→ **Written problem**: The lines to extract begin at the one containing "What data populates" and run to the end of the listing; set them down exactly and alone.

→ **Dataset entries**:
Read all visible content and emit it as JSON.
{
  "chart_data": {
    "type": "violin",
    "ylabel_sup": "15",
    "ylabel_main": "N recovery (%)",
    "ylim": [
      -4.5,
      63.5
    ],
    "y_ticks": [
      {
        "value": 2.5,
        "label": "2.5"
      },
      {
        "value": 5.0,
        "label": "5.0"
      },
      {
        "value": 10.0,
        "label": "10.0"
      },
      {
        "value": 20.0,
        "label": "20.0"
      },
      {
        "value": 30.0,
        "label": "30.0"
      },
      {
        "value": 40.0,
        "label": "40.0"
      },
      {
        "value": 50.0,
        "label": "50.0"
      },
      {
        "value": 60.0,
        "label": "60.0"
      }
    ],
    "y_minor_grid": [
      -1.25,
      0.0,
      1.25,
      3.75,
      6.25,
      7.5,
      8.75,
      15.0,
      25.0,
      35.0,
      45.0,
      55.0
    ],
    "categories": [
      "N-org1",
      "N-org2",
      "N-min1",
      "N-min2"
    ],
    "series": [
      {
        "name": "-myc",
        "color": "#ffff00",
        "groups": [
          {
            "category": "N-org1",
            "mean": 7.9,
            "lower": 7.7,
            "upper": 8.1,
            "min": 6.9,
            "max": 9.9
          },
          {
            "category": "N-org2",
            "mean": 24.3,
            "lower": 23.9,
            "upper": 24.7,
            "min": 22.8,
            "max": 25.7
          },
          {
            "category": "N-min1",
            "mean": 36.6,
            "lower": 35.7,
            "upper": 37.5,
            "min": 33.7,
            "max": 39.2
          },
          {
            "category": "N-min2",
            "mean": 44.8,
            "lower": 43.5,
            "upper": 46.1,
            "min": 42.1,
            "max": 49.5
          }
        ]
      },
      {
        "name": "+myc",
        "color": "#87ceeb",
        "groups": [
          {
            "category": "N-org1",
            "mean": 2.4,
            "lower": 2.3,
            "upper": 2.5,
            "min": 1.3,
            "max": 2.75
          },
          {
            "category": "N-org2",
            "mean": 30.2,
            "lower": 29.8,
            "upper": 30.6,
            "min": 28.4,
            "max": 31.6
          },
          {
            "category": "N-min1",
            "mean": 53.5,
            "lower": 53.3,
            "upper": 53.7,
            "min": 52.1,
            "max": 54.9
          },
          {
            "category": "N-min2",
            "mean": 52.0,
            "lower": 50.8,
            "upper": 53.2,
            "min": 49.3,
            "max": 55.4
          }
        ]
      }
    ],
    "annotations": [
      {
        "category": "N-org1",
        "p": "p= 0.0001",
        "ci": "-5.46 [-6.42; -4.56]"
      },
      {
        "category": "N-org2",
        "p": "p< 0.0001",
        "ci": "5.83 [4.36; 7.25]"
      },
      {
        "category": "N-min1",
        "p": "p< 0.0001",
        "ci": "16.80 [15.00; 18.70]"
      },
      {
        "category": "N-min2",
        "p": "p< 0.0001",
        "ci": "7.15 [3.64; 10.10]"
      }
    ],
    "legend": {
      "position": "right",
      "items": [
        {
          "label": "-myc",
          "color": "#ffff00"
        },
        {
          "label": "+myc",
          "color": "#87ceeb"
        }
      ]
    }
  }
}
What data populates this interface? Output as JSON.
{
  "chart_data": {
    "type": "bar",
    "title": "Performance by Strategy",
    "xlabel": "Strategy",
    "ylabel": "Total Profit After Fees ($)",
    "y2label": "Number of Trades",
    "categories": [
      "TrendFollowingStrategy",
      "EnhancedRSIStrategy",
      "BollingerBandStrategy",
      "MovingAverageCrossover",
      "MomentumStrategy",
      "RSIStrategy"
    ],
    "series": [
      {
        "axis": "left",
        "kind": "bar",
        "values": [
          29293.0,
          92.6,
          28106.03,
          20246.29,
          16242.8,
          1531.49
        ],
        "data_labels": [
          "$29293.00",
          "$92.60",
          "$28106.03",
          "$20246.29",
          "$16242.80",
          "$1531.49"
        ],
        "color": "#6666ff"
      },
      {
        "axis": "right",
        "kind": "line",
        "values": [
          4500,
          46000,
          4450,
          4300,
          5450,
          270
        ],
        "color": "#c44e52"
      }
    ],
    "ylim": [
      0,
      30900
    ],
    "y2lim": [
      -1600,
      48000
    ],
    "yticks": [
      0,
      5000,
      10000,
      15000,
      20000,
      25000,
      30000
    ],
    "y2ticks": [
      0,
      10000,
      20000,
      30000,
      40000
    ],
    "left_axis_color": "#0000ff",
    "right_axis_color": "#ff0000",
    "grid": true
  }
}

→ **Answer to this task**:
What data populates this interface? Output as JSON.
{
  "chart_data": {
    "type": "bar",
    "title": "Performance by Strategy",
    "xlabel": "Strategy",
    "ylabel": "Total Profit After Fees ($)",
    "y2label": "Number of Trades",
    "categories": [
      "TrendFollowingStrategy",
      "EnhancedRSIStrategy",
      "BollingerBandStrategy",
      "MovingAverageCrossover",
      "MomentumStrategy",
      "RSIStrategy"
    ],
    "series": [
      {
        "axis": "left",
        "kind": "bar",
        "values": [
          29293.0,
          92.6,
          28106.03,
          20246.29,
          16242.8,
          1531.49
        ],
        "data_labels": [
          "$29293.00",
          "$92.60",
          "$28106.03",
          "$20246.29",
          "$16242.80",
          "$1531.49"
        ],
        "color": "#6666ff"
      },
      {
        "axis": "right",
        "kind": "line",
        "values": [
          4500,
          46000,
          4450,
          4300,
          5450,
          270
        ],
        "color": "#c44e52"
      }
    ],
    "ylim": [
      0,
      30900
    ],
    "y2lim": [
      -1600,
      48000
    ],
    "yticks": [
      0,
      5000,
      10000,
      15000,
      20000,
      25000,
      30000
    ],
    "y2ticks": [
      0,
      10000,
      20000,
      30000,
      40000
    ],
    "left_axis_color": "#0000ff",
    "right_axis_color": "#ff0000",
    "grid": true
  }
}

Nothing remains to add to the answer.